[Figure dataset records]
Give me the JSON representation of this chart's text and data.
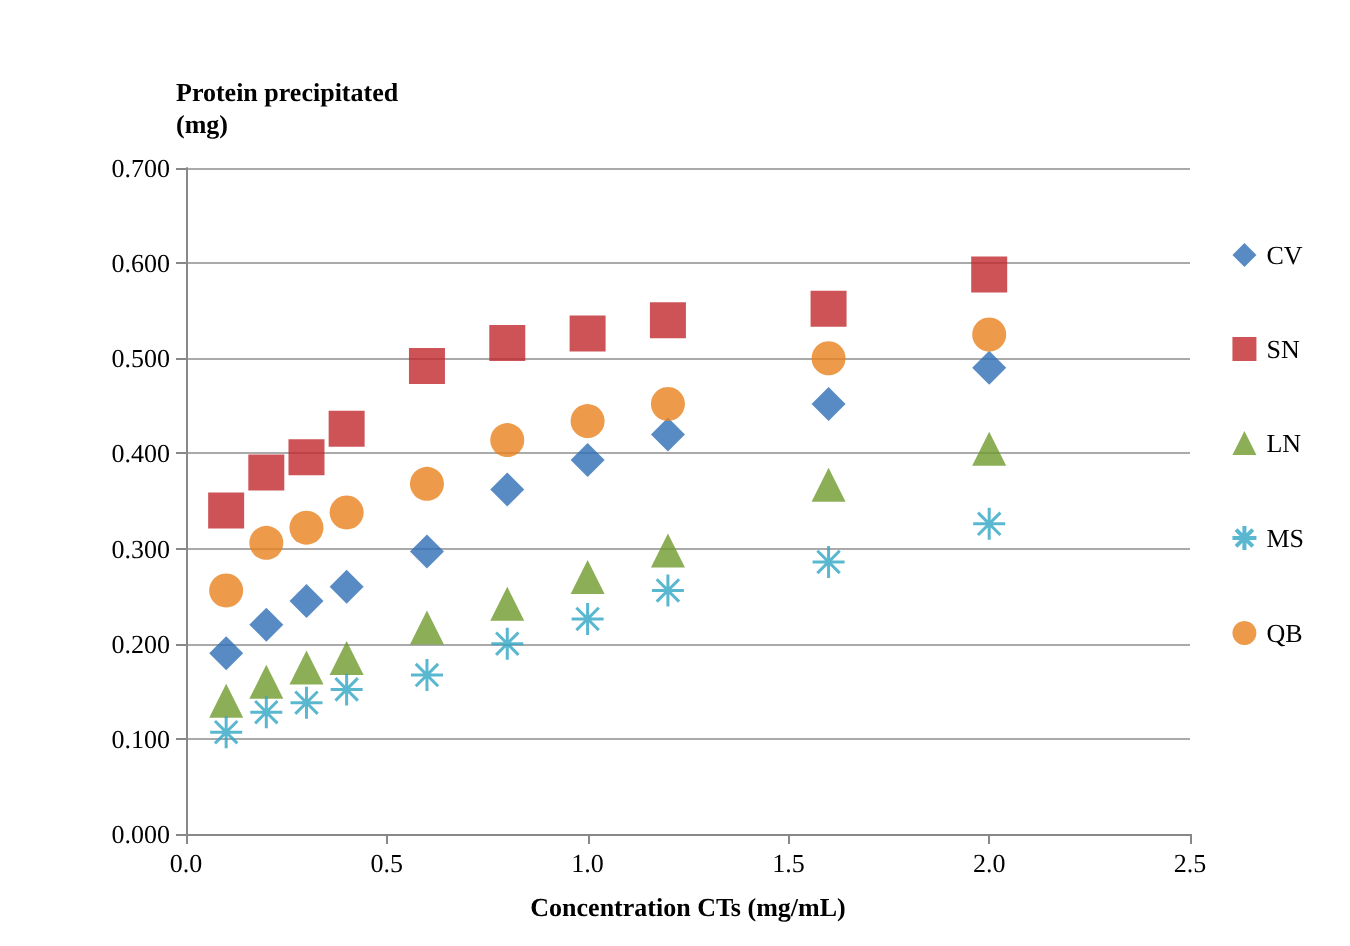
{
  "chart_data": {
    "type": "scatter",
    "xlabel": "Concentration CTs (mg/mL)",
    "ylabel": "Protein precipitated\n(mg)",
    "x": [
      0.1,
      0.2,
      0.3,
      0.4,
      0.6,
      0.8,
      1.0,
      1.2,
      1.6,
      2.0
    ],
    "series": [
      {
        "name": "CV",
        "color": "#2e6db4",
        "marker": "diamond",
        "values": [
          0.19,
          0.22,
          0.245,
          0.26,
          0.297,
          0.362,
          0.393,
          0.42,
          0.452,
          0.49
        ]
      },
      {
        "name": "SN",
        "color": "#c0282d",
        "marker": "square",
        "values": [
          0.34,
          0.38,
          0.396,
          0.426,
          0.492,
          0.516,
          0.526,
          0.54,
          0.552,
          0.588
        ]
      },
      {
        "name": "LN",
        "color": "#6e9a2c",
        "marker": "triangle",
        "values": [
          0.14,
          0.16,
          0.175,
          0.185,
          0.217,
          0.242,
          0.27,
          0.298,
          0.367,
          0.405
        ]
      },
      {
        "name": "MS",
        "color": "#2fa6c4",
        "marker": "cross",
        "values": [
          0.107,
          0.128,
          0.138,
          0.152,
          0.167,
          0.2,
          0.226,
          0.256,
          0.286,
          0.326
        ]
      },
      {
        "name": "QB",
        "color": "#e8821e",
        "marker": "circle",
        "values": [
          0.256,
          0.306,
          0.322,
          0.338,
          0.368,
          0.414,
          0.434,
          0.452,
          0.5,
          0.525
        ]
      }
    ],
    "xlim": [
      0,
      2.5
    ],
    "xticks": [
      {
        "value": 0,
        "label": "0.0"
      },
      {
        "value": 0.5,
        "label": "0.5"
      },
      {
        "value": 1,
        "label": "1.0"
      },
      {
        "value": 1.5,
        "label": "1.5"
      },
      {
        "value": 2,
        "label": "2.0"
      },
      {
        "value": 2.5,
        "label": "2.5"
      }
    ],
    "ylim": [
      0,
      0.7
    ],
    "yticks": [
      {
        "value": 0,
        "label": "0.000"
      },
      {
        "value": 0.1,
        "label": "0.100"
      },
      {
        "value": 0.2,
        "label": "0.200"
      },
      {
        "value": 0.3,
        "label": "0.300"
      },
      {
        "value": 0.4,
        "label": "0.400"
      },
      {
        "value": 0.5,
        "label": "0.500"
      },
      {
        "value": 0.6,
        "label": "0.600"
      },
      {
        "value": 0.7,
        "label": "0.700"
      }
    ],
    "grid": "y",
    "legend": "right"
  }
}
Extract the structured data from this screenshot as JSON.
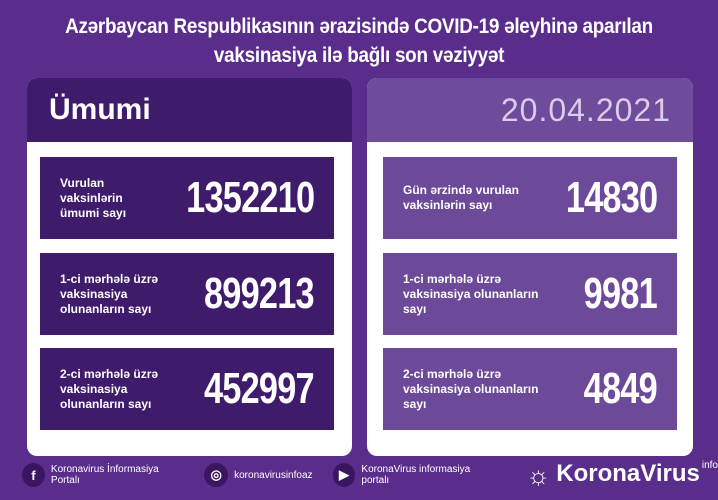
{
  "title_line1": "Azərbaycan Respublikasının ərazisində COVID-19 əleyhinə aparılan",
  "title_line2": "vaksinasiya ilə bağlı son vəziyyət",
  "left": {
    "header": "Ümumi",
    "cards": [
      {
        "label": "Vurulan vaksinlərin ümumi sayı",
        "value": "1352210"
      },
      {
        "label": "1-ci mərhələ üzrə vaksinasiya olunanların sayı",
        "value": "899213"
      },
      {
        "label": "2-ci mərhələ üzrə vaksinasiya olunanların sayı",
        "value": "452997"
      }
    ]
  },
  "right": {
    "date": "20.04.2021",
    "cards": [
      {
        "label": "Gün ərzində vurulan vaksinlərin sayı",
        "value": "14830"
      },
      {
        "label": "1-ci mərhələ üzrə vaksinasiya olunanların sayı",
        "value": "9981"
      },
      {
        "label": "2-ci mərhələ üzrə vaksinasiya olunanların sayı",
        "value": "4849"
      }
    ]
  },
  "footer": {
    "facebook": "Koronavirus İnformasiya Portalı",
    "instagram": "koronavirusinfoaz",
    "youtube": "KoronaVirus informasiya portalı",
    "brand": "KoronaVirus",
    "brand_sup": "info"
  },
  "colors": {
    "background": "#5a2d8c",
    "dark_card": "#3f1b6b",
    "light_card": "#6c4a99"
  }
}
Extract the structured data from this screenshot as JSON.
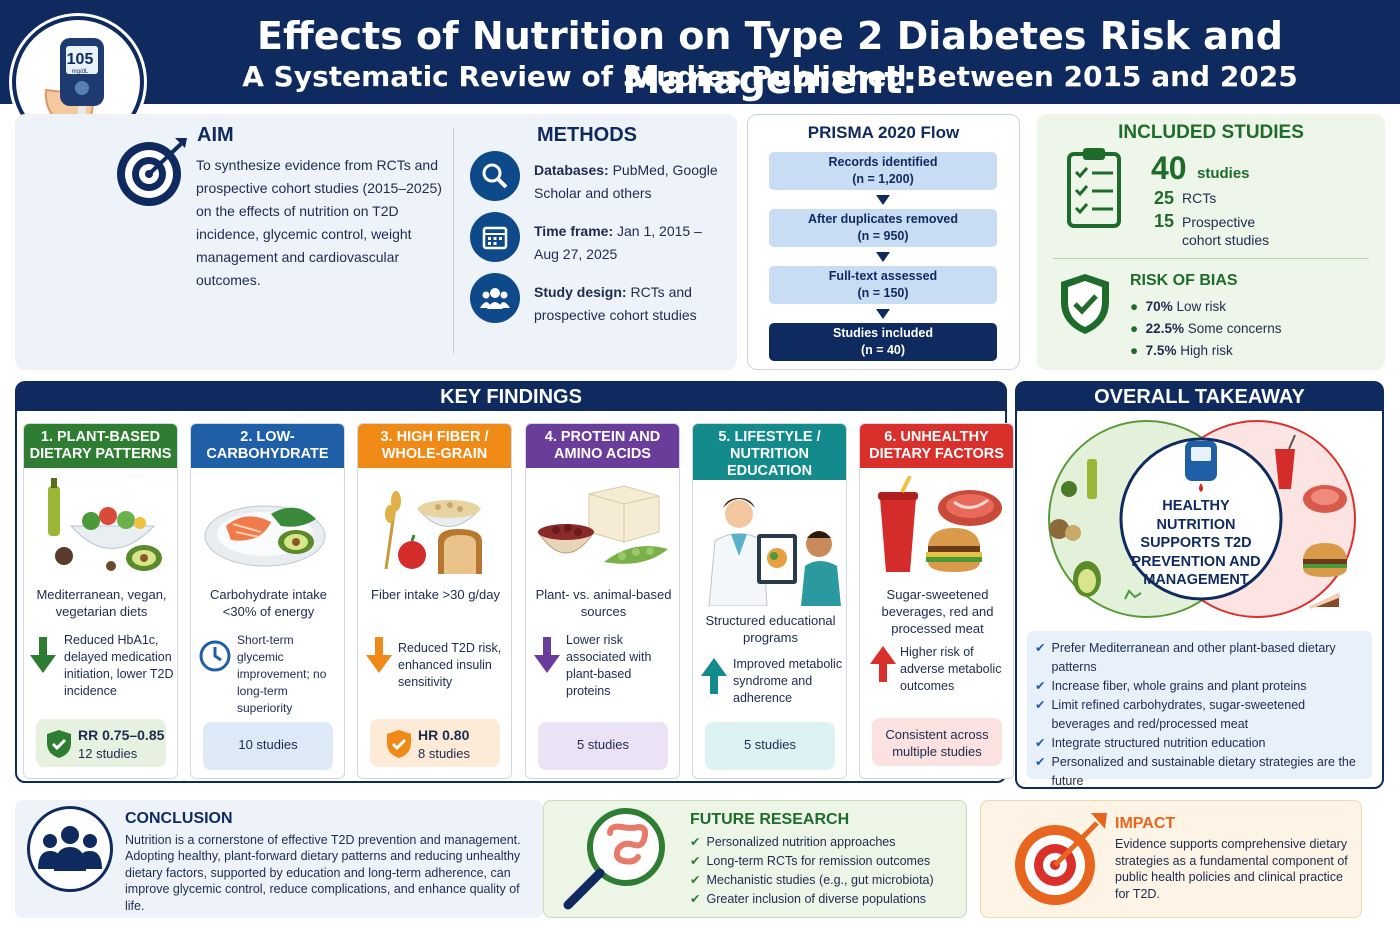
{
  "header": {
    "title": "Effects of Nutrition on Type 2 Diabetes Risk and Management:",
    "subtitle": "A Systematic Review of Studies Published Between 2015 and 2025",
    "meter_value": "105",
    "meter_unit": "mg/dL"
  },
  "aim": {
    "title": "AIM",
    "text": "To synthesize evidence from RCTs and prospective cohort studies (2015–2025) on the effects of nutrition on T2D incidence, glycemic control, weight management and cardiovascular outcomes."
  },
  "methods": {
    "title": "METHODS",
    "items": [
      {
        "label": "Databases:",
        "text": " PubMed, Google Scholar and others",
        "icon": "search-icon"
      },
      {
        "label": "Time frame:",
        "text": " Jan 1, 2015 – Aug 27, 2025",
        "icon": "calendar-icon"
      },
      {
        "label": "Study design:",
        "text": " RCTs and prospective cohort studies",
        "icon": "people-icon"
      }
    ]
  },
  "prisma": {
    "title": "PRISMA 2020 Flow",
    "steps": [
      {
        "label": "Records identified",
        "n": "(n = 1,200)"
      },
      {
        "label": "After duplicates removed",
        "n": "(n = 950)"
      },
      {
        "label": "Full-text assessed",
        "n": "(n = 150)"
      },
      {
        "label": "Studies included",
        "n": "(n = 40)"
      }
    ]
  },
  "included": {
    "title": "INCLUDED STUDIES",
    "total": "40",
    "total_label": "studies",
    "rct_n": "25",
    "rct_label": "RCTs",
    "cohort_n": "15",
    "cohort_label": "Prospective cohort studies",
    "rob_title": "RISK OF BIAS",
    "rob": [
      {
        "pct": "70%",
        "label": " Low risk"
      },
      {
        "pct": "22.5%",
        "label": " Some concerns"
      },
      {
        "pct": "7.5%",
        "label": " High risk"
      }
    ]
  },
  "key_findings": {
    "title": "KEY FINDINGS",
    "columns": [
      {
        "title": "1. PLANT-BASED DIETARY PATTERNS",
        "color": "#2e7d32",
        "desc": "Mediterranean, vegan, vegetarian diets",
        "result": "Reduced HbA1c, delayed medication initiation, lower T2D incidence",
        "badge_line1": "RR 0.75–0.85",
        "badge_line2": "12 studies",
        "badge_bg": "#e6f2df"
      },
      {
        "title": "2. LOW-CARBOHYDRATE",
        "color": "#1f5fa8",
        "desc": "Carbohydrate intake <30% of energy",
        "result": "Short-term glycemic improvement; no long-term superiority",
        "badge_line1": "10 studies",
        "badge_line2": "",
        "badge_bg": "#dde9f7"
      },
      {
        "title": "3. HIGH FIBER / WHOLE-GRAIN",
        "color": "#ef8a17",
        "desc": "Fiber intake >30 g/day",
        "result": "Reduced T2D risk, enhanced insulin sensitivity",
        "badge_line1": "HR 0.80",
        "badge_line2": "8 studies",
        "badge_bg": "#fdebd7"
      },
      {
        "title": "4. PROTEIN AND AMINO ACIDS",
        "color": "#6a3d9a",
        "desc": "Plant- vs. animal-based sources",
        "result": "Lower risk associated with plant-based proteins",
        "badge_line1": "5 studies",
        "badge_line2": "",
        "badge_bg": "#ebe3f5"
      },
      {
        "title": "5. LIFESTYLE / NUTRITION EDUCATION",
        "color": "#138a8c",
        "desc": "Structured educational programs",
        "result": "Improved metabolic syndrome and adherence",
        "badge_line1": "5 studies",
        "badge_line2": "",
        "badge_bg": "#ddf2f2"
      },
      {
        "title": "6. UNHEALTHY DIETARY FACTORS",
        "color": "#d9302c",
        "desc": "Sugar-sweetened beverages, red and processed meat",
        "result": "Higher risk of adverse metabolic outcomes",
        "badge_line1": "Consistent across multiple studies",
        "badge_line2": "",
        "badge_bg": "#fbe1df"
      }
    ]
  },
  "takeaway": {
    "title": "OVERALL TAKEAWAY",
    "center": "HEALTHY NUTRITION SUPPORTS T2D PREVENTION AND MANAGEMENT",
    "bullets": [
      "Prefer Mediterranean and other plant-based dietary patterns",
      "Increase fiber, whole grains and plant proteins",
      "Limit refined carbohydrates, sugar-sweetened beverages and red/processed meat",
      "Integrate structured nutrition education",
      "Personalized and sustainable dietary strategies are the future"
    ]
  },
  "conclusion": {
    "title": "CONCLUSION",
    "text": "Nutrition is a cornerstone of effective T2D prevention and management. Adopting healthy, plant-forward dietary patterns and reducing unhealthy dietary factors, supported by education and long-term adherence, can improve glycemic control, reduce complications, and enhance quality of life."
  },
  "future": {
    "title": "FUTURE RESEARCH",
    "items": [
      "Personalized nutrition approaches",
      "Long-term RCTs for remission outcomes",
      "Mechanistic studies (e.g., gut microbiota)",
      "Greater inclusion of diverse populations"
    ]
  },
  "impact": {
    "title": "IMPACT",
    "text": "Evidence supports comprehensive dietary strategies as a fundamental component of public health policies and clinical practice for T2D."
  }
}
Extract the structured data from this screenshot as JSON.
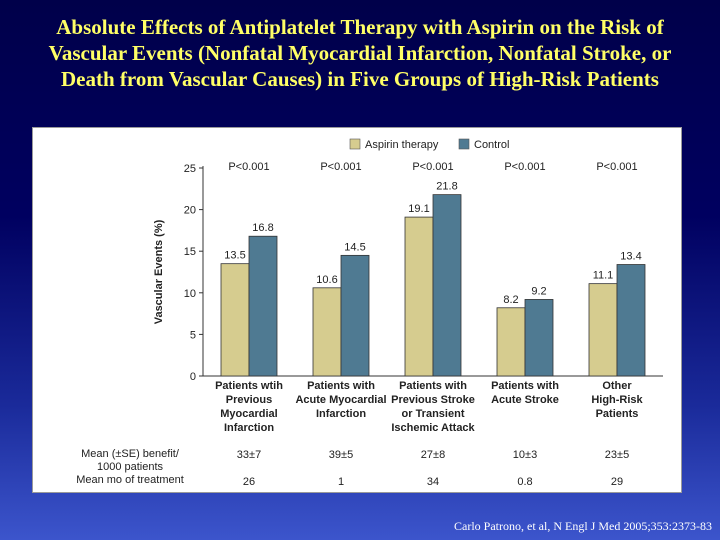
{
  "slide": {
    "title_lines": [
      "Absolute Effects of Antiplatelet Therapy with Aspirin on the Risk of",
      "Vascular Events (Nonfatal Myocardial Infarction, Nonfatal Stroke, or",
      "Death from Vascular Causes) in Five Groups of High-Risk Patients"
    ],
    "citation": "Carlo Patrono, et al, N Engl J Med 2005;353:2373-83"
  },
  "colors": {
    "aspirin": "#d6cc8f",
    "control": "#4f7a92",
    "title": "#ffff66"
  },
  "chart_data": {
    "type": "bar",
    "ylabel": "Vascular Events (%)",
    "ylim": [
      0,
      25
    ],
    "yticks": [
      "0",
      "5",
      "10",
      "15",
      "20",
      "25"
    ],
    "legend_position": "top",
    "categories": [
      [
        "Patients wtih",
        "Previous",
        "Myocardial",
        "Infarction"
      ],
      [
        "Patients with",
        "Acute Myocardial",
        "Infarction"
      ],
      [
        "Patients with",
        "Previous Stroke",
        "or Transient",
        "Ischemic Attack"
      ],
      [
        "Patients with",
        "Acute Stroke"
      ],
      [
        "Other",
        "High-Risk",
        "Patients"
      ]
    ],
    "p_values": [
      "P<0.001",
      "P<0.001",
      "P<0.001",
      "P<0.001",
      "P<0.001"
    ],
    "series": [
      {
        "name": "Aspirin therapy",
        "values": [
          13.5,
          10.6,
          19.1,
          8.2,
          11.1
        ],
        "labels": [
          "13.5",
          "10.6",
          "19.1",
          "8.2",
          "11.1"
        ]
      },
      {
        "name": "Control",
        "values": [
          16.8,
          14.5,
          21.8,
          9.2,
          13.4
        ],
        "labels": [
          "16.8",
          "14.5",
          "21.8",
          "9.2",
          "13.4"
        ]
      }
    ],
    "table": [
      {
        "label_lines": [
          "Mean (±SE) benefit/",
          "1000 patients"
        ],
        "values": [
          "33±7",
          "39±5",
          "27±8",
          "10±3",
          "23±5"
        ]
      },
      {
        "label_lines": [
          "Mean mo of treatment"
        ],
        "values": [
          "26",
          "1",
          "34",
          "0.8",
          "29"
        ]
      }
    ]
  }
}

- WHAT IS NEEDED
Pull out every line of the entries that includes the word "name".

- WRITTEN SOLUTION
        "name": "CV",
        "name": "SN",
        "name": "LN",
        "name": "MS",
        "name": "QB",
        "name": "Aspirin therapy",
        "name": "Control",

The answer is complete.